● **Work instructions**
Present the data once more in exactly its original form.

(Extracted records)
*-*-*

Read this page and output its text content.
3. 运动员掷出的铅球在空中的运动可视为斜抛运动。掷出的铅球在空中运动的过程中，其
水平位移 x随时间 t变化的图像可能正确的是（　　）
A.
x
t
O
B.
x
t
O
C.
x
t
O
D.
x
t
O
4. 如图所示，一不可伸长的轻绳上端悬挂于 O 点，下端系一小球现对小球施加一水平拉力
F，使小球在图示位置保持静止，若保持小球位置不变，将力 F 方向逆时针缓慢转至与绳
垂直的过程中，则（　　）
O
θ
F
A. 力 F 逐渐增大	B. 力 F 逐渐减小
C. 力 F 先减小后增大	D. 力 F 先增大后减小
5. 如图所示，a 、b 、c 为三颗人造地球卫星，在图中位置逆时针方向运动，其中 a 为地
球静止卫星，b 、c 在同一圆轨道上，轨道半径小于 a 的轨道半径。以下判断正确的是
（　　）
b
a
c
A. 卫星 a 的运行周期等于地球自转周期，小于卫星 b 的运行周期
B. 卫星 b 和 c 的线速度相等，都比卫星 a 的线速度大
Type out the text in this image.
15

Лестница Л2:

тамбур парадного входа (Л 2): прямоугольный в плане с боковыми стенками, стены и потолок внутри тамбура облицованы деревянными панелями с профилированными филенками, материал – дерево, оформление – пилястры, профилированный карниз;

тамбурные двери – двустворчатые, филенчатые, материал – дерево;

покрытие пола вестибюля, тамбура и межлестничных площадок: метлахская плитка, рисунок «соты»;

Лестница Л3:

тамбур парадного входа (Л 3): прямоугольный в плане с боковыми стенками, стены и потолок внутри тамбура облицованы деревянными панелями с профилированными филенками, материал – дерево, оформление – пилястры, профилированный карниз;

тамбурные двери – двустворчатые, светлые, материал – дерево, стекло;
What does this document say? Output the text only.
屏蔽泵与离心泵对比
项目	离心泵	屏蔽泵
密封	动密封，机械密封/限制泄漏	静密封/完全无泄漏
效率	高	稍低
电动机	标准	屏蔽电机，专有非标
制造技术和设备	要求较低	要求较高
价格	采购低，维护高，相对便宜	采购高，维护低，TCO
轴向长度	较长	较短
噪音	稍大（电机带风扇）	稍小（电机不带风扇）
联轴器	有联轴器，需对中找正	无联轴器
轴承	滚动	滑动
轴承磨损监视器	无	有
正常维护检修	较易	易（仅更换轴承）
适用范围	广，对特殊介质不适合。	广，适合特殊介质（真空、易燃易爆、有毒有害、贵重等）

*-*-*

● **Answer for the task**
Read this page and output its text content.
3. 运动员掷出的铅球在空中的运动可视为斜抛运动。掷出的铅球在空中运动的过程中，其
水平位移 x随时间 t变化的图像可能正确的是（　　）
A.
x
t
O
B.
x
t
O
C.
x
t
O
D.
x
t
O
4. 如图所示，一不可伸长的轻绳上端悬挂于 O 点，下端系一小球现对小球施加一水平拉力
F，使小球在图示位置保持静止，若保持小球位置不变，将力 F 方向逆时针缓慢转至与绳
垂直的过程中，则（　　）
O
θ
F
A. 力 F 逐渐增大	B. 力 F 逐渐减小
C. 力 F 先减小后增大	D. 力 F 先增大后减小
5. 如图所示，a 、b 、c 为三颗人造地球卫星，在图中位置逆时针方向运动，其中 a 为地
球静止卫星，b 、c 在同一圆轨道上，轨道半径小于 a 的轨道半径。以下判断正确的是
（　　）
b
a
c
A. 卫星 a 的运行周期等于地球自转周期，小于卫星 b 的运行周期
B. 卫星 b 和 c 的线速度相等，都比卫星 a 的线速度大
Type out the text in this image.
15

Лестница Л2:

тамбур парадного входа (Л 2): прямоугольный в плане с боковыми стенками, стены и потолок внутри тамбура облицованы деревянными панелями с профилированными филенками, материал – дерево, оформление – пилястры, профилированный карниз;

тамбурные двери – двустворчатые, филенчатые, материал – дерево;

покрытие пола вестибюля, тамбура и межлестничных площадок: метлахская плитка, рисунок «соты»;

Лестница Л3:

тамбур парадного входа (Л 3): прямоугольный в плане с боковыми стенками, стены и потолок внутри тамбура облицованы деревянными панелями с профилированными филенками, материал – дерево, оформление – пилястры, профилированный карниз;

тамбурные двери – двустворчатые, светлые, материал – дерево, стекло;
What does this document say? Output the text only.
屏蔽泵与离心泵对比
项目	离心泵	屏蔽泵
密封	动密封，机械密封/限制泄漏	静密封/完全无泄漏
效率	高	稍低
电动机	标准	屏蔽电机，专有非标
制造技术和设备	要求较低	要求较高
价格	采购低，维护高，相对便宜	采购高，维护低，TCO
轴向长度	较长	较短
噪音	稍大（电机带风扇）	稍小（电机不带风扇）
联轴器	有联轴器，需对中找正	无联轴器
轴承	滚动	滑动
轴承磨损监视器	无	有
正常维护检修	较易	易（仅更换轴承）
适用范围	广，对特殊介质不适合。	广，适合特殊介质（真空、易燃易爆、有毒有害、贵重等）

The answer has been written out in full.